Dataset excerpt
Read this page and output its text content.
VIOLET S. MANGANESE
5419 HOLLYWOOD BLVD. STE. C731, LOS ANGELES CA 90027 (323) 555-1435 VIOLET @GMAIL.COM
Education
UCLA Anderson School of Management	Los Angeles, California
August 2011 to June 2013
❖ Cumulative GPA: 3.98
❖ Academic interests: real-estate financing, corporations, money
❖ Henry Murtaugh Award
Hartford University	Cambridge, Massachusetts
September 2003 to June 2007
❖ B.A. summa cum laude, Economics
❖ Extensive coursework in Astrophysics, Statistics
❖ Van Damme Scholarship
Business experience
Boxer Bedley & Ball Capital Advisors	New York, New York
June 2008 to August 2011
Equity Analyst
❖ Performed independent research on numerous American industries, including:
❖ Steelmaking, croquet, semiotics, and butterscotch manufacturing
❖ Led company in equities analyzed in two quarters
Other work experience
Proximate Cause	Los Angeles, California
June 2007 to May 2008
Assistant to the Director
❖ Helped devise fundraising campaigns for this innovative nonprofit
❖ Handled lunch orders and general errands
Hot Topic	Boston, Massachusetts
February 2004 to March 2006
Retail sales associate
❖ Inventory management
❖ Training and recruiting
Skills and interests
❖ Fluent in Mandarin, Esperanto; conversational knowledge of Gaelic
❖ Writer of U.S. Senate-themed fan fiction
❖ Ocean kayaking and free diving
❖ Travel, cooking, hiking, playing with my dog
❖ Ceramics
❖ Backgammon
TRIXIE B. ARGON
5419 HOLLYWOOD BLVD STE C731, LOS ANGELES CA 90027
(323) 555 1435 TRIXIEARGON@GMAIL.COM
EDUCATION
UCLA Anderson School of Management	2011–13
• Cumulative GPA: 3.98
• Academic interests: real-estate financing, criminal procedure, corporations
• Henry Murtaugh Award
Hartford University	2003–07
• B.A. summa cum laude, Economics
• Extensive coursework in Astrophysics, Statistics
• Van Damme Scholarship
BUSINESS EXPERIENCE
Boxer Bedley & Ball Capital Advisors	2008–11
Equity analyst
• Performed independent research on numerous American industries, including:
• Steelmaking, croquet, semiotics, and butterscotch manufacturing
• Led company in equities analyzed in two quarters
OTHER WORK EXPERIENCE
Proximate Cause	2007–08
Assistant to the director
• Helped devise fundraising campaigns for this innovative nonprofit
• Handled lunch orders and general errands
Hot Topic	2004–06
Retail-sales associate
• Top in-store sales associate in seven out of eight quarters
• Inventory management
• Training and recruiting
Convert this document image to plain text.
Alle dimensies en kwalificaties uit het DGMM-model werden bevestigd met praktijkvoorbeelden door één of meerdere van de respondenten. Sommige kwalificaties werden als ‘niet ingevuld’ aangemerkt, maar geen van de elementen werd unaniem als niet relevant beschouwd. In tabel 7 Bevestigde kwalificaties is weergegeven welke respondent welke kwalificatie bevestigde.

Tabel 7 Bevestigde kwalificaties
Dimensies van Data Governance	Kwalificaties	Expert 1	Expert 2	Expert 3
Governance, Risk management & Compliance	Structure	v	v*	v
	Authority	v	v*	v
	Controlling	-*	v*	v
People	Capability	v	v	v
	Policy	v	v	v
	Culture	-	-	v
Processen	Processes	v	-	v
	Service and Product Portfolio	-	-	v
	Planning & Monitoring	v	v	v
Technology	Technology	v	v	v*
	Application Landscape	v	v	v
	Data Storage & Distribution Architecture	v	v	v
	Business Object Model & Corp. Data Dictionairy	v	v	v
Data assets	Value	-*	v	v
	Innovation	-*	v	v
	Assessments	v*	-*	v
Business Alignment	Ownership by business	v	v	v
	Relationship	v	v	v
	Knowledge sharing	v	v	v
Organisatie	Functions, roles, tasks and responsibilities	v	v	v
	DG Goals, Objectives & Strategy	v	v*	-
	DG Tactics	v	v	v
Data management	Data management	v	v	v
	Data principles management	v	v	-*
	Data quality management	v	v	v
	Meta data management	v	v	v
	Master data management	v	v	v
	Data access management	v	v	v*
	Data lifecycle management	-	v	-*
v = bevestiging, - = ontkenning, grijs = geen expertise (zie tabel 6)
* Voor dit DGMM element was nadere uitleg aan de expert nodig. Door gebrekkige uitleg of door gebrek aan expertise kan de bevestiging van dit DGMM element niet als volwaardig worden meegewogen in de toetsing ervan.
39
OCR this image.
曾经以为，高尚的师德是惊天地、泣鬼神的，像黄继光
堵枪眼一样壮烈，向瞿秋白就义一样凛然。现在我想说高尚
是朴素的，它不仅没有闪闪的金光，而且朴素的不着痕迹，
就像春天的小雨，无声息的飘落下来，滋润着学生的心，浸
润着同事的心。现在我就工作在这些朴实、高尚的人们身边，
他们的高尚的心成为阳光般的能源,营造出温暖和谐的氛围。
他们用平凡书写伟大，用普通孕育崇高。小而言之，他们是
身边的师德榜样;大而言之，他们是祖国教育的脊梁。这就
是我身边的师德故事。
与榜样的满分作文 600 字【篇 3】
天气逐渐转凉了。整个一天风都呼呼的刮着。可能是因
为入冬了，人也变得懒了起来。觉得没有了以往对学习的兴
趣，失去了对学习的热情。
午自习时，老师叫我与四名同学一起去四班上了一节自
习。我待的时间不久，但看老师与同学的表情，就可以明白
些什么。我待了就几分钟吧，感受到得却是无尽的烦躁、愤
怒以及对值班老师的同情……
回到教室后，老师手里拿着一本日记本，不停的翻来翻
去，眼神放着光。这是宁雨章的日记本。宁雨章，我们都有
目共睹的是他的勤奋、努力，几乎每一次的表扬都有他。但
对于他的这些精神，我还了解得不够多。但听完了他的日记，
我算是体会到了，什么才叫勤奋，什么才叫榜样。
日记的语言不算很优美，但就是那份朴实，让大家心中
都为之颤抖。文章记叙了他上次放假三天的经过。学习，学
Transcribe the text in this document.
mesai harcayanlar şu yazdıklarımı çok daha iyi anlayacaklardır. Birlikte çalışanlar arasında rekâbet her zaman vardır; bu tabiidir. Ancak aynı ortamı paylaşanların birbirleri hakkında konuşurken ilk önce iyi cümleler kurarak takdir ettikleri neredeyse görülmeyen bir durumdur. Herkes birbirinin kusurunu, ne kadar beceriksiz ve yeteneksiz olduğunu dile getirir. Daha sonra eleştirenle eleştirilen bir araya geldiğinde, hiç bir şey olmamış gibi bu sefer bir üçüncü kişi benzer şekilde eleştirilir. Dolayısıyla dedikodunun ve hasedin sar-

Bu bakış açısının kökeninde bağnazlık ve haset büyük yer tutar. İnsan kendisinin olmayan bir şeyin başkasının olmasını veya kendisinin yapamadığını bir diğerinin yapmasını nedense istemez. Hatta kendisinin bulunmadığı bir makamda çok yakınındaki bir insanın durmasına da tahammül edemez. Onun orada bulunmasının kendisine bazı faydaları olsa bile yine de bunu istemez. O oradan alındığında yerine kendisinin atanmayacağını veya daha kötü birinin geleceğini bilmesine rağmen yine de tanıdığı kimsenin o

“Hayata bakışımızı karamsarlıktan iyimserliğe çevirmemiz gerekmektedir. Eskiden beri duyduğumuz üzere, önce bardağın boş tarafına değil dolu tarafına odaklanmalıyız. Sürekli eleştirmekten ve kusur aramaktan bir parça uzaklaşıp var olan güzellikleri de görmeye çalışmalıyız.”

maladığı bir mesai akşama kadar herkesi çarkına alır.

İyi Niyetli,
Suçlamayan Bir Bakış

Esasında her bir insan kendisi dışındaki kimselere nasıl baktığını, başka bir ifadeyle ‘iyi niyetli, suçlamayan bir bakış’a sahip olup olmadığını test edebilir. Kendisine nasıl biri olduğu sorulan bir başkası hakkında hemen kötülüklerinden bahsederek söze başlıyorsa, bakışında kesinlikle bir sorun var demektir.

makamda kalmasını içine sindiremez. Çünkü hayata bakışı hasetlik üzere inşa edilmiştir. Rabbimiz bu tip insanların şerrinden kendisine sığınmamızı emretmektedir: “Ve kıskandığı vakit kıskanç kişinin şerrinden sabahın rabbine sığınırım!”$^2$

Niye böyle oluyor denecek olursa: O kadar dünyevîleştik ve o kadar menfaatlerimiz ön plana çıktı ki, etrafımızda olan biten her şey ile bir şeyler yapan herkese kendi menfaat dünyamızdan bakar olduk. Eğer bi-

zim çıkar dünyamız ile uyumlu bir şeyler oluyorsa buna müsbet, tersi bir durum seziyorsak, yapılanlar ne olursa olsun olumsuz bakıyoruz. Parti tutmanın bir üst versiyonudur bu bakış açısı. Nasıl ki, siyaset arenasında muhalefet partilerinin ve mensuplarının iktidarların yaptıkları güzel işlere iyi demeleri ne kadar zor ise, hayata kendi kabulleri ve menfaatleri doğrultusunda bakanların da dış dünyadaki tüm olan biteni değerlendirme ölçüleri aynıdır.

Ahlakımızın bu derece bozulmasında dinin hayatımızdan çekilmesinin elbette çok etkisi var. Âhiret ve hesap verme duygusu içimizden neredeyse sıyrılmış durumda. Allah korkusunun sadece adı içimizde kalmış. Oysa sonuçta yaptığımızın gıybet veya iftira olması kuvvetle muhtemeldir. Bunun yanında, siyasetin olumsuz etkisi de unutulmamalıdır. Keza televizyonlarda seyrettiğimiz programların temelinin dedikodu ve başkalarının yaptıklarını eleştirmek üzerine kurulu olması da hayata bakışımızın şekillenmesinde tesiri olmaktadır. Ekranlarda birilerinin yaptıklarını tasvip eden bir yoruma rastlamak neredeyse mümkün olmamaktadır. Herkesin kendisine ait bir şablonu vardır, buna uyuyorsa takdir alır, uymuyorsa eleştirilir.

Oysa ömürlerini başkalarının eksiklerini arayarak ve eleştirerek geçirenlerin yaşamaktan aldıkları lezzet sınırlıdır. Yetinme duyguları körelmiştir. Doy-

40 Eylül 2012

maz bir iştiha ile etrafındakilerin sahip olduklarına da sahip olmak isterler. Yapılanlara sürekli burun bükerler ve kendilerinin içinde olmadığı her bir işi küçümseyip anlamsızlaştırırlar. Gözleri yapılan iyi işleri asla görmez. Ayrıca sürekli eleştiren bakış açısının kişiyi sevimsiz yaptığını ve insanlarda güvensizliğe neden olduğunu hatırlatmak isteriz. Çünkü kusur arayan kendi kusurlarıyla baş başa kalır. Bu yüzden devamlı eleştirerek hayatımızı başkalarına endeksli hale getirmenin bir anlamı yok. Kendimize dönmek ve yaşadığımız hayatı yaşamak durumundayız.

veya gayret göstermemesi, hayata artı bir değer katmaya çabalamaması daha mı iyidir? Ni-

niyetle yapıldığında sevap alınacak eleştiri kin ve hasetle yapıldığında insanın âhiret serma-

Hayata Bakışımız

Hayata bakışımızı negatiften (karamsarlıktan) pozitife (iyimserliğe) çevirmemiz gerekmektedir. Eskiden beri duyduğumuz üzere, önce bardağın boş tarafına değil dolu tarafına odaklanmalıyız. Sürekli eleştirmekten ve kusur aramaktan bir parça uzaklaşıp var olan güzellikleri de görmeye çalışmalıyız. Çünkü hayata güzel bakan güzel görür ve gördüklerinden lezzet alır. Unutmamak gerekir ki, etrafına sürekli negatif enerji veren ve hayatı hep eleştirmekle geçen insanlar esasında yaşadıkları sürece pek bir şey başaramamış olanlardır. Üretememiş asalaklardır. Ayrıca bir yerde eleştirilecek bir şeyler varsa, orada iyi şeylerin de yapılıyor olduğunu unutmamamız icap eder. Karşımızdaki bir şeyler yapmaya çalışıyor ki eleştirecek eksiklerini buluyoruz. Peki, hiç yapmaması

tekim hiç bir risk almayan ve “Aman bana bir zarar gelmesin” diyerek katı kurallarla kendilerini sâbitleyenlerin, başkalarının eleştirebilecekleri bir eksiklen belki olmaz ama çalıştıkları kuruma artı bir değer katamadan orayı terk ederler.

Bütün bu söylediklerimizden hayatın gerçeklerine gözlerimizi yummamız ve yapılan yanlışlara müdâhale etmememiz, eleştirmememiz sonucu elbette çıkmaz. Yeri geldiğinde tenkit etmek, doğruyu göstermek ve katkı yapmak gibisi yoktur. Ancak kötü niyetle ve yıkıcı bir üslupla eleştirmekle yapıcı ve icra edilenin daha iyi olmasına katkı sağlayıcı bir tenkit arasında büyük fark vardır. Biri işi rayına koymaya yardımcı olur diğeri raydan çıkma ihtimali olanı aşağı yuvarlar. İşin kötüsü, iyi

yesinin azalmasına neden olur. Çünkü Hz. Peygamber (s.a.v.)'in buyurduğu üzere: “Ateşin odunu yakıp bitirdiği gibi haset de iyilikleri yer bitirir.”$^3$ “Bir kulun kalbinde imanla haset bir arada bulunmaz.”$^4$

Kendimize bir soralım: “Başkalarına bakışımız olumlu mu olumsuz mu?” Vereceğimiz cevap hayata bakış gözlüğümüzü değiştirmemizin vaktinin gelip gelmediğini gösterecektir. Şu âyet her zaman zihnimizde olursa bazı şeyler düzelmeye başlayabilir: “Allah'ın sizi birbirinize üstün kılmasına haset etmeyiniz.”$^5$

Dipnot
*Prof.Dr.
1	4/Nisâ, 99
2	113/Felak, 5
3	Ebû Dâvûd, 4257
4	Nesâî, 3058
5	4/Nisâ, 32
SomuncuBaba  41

WRITTEN REQUEST: Scan the material for lines with the word "Bedley", and copy each line you find.

COMPLETED EXERCISE:
Boxer Bedley & Ball Capital Advisors	New York, New York
Boxer Bedley & Ball Capital Advisors	2008–11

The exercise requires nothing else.